| Record set |
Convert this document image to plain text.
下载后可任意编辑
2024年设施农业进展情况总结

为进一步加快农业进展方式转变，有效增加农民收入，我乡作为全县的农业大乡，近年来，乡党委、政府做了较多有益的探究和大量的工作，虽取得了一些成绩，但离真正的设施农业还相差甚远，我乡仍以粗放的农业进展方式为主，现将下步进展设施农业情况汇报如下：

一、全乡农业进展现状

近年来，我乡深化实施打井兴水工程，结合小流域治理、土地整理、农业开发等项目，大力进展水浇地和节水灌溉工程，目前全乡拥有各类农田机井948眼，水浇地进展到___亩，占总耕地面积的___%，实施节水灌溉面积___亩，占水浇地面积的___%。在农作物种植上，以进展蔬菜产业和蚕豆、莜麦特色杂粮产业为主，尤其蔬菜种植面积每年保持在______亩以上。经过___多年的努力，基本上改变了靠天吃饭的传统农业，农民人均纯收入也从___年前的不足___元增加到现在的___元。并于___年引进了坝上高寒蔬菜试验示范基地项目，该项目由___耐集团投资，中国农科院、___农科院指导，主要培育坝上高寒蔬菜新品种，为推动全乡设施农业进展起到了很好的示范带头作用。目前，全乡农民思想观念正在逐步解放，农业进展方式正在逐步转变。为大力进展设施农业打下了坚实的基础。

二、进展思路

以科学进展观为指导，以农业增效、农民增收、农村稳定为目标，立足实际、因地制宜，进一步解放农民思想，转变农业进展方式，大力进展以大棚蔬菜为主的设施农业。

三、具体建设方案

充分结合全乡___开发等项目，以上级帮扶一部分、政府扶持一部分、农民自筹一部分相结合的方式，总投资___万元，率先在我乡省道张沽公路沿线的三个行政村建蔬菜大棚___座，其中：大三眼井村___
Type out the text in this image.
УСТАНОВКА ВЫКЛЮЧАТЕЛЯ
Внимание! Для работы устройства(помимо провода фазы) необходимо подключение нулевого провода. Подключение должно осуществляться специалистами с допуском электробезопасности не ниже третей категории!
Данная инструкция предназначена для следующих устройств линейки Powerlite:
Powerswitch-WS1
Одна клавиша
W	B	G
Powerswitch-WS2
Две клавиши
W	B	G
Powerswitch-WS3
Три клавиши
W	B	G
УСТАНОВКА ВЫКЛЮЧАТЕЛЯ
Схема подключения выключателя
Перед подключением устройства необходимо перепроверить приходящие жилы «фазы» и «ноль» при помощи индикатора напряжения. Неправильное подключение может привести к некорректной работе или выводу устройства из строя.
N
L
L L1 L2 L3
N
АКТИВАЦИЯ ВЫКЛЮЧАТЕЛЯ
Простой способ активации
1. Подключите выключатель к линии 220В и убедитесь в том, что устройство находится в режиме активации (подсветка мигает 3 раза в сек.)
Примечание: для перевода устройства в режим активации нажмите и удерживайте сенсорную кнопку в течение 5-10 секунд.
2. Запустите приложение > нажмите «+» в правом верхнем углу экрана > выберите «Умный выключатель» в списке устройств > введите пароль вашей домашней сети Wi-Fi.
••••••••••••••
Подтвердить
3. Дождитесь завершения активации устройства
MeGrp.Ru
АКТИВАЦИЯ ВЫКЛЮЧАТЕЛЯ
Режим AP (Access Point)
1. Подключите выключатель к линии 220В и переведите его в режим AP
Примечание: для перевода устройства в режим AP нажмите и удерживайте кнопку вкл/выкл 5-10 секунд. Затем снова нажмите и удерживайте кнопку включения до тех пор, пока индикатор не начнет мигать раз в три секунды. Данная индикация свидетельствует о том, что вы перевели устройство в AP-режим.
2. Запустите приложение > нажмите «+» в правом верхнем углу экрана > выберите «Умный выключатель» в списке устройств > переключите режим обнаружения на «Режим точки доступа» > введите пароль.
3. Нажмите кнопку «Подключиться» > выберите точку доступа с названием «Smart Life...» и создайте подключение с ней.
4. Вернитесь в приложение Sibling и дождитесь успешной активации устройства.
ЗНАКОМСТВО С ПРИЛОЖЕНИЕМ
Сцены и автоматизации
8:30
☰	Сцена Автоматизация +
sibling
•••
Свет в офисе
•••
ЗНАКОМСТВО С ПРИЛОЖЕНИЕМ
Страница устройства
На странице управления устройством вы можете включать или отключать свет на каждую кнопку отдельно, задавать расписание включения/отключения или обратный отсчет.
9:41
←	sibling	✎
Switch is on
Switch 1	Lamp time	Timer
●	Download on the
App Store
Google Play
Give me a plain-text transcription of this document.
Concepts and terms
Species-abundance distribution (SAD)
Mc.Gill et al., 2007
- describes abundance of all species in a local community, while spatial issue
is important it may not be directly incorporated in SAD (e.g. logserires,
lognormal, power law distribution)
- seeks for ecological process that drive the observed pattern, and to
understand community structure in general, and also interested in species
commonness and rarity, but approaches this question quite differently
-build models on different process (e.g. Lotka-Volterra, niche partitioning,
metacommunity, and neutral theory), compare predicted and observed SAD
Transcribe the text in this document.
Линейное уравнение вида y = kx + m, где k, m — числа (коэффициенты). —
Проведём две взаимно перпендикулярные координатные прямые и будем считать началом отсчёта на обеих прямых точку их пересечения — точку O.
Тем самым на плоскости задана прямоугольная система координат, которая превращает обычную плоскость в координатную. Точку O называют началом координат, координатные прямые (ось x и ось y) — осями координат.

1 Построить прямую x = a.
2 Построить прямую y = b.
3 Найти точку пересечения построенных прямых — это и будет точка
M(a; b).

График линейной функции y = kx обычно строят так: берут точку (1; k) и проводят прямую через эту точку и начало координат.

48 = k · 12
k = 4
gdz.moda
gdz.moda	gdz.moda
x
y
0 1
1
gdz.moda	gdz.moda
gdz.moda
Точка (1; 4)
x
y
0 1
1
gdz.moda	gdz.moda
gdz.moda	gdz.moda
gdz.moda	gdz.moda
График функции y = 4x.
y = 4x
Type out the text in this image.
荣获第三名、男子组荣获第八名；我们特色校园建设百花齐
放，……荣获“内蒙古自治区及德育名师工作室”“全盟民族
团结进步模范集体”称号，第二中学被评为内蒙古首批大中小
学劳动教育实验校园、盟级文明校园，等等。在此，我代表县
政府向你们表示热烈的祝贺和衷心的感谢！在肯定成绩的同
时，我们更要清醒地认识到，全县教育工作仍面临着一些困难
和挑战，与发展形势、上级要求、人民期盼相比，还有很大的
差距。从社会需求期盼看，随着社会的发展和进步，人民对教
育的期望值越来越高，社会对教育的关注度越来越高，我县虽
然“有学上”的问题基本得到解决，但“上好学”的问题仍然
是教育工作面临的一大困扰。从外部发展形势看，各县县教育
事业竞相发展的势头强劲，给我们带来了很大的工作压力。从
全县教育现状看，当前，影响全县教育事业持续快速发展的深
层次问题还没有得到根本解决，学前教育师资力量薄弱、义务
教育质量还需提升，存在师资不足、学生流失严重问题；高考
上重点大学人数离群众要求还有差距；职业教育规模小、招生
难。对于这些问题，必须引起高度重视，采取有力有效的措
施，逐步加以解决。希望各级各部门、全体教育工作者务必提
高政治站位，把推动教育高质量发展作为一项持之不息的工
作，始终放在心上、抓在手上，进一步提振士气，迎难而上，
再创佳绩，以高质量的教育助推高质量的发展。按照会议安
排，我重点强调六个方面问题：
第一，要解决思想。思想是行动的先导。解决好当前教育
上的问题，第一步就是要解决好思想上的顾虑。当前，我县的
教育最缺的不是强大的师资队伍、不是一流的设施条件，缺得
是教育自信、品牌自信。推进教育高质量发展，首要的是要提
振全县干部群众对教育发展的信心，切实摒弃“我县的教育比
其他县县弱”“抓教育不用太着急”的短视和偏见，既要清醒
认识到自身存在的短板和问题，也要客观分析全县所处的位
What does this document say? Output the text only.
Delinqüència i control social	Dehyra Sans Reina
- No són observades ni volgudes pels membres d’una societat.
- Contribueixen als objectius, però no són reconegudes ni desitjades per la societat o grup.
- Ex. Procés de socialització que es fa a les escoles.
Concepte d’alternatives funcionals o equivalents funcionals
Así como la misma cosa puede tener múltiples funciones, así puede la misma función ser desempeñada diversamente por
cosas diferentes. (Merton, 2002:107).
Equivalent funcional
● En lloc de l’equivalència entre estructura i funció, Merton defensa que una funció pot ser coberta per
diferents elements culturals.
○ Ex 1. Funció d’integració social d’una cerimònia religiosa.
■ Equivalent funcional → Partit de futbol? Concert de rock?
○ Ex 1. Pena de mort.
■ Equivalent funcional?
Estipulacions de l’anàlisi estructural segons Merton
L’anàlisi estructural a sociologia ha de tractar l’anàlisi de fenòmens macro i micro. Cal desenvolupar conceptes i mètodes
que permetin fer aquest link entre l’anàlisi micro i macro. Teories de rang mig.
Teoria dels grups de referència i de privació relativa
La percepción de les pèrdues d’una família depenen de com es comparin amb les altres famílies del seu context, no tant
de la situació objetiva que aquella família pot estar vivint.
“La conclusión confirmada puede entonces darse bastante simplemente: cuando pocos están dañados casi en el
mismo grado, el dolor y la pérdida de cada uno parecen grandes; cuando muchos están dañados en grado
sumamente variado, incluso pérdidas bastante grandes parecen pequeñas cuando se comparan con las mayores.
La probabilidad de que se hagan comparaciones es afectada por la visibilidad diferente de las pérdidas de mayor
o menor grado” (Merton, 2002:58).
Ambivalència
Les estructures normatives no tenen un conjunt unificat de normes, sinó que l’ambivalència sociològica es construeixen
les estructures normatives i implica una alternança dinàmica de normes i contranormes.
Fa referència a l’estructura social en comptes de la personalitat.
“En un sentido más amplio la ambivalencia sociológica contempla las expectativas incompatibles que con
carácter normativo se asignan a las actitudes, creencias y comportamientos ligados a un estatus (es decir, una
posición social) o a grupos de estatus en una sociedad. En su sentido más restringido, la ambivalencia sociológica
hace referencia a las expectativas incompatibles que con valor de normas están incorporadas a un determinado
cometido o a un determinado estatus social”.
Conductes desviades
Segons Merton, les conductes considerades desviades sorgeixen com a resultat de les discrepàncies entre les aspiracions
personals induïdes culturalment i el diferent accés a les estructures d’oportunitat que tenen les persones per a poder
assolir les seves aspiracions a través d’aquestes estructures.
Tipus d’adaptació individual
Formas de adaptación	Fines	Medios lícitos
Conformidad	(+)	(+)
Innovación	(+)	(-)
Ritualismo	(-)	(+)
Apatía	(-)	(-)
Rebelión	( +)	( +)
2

| Problem requirements |
Identify the lines in the records above that contain the word "observed", then state how many there are and nothing more.

| Response below |
2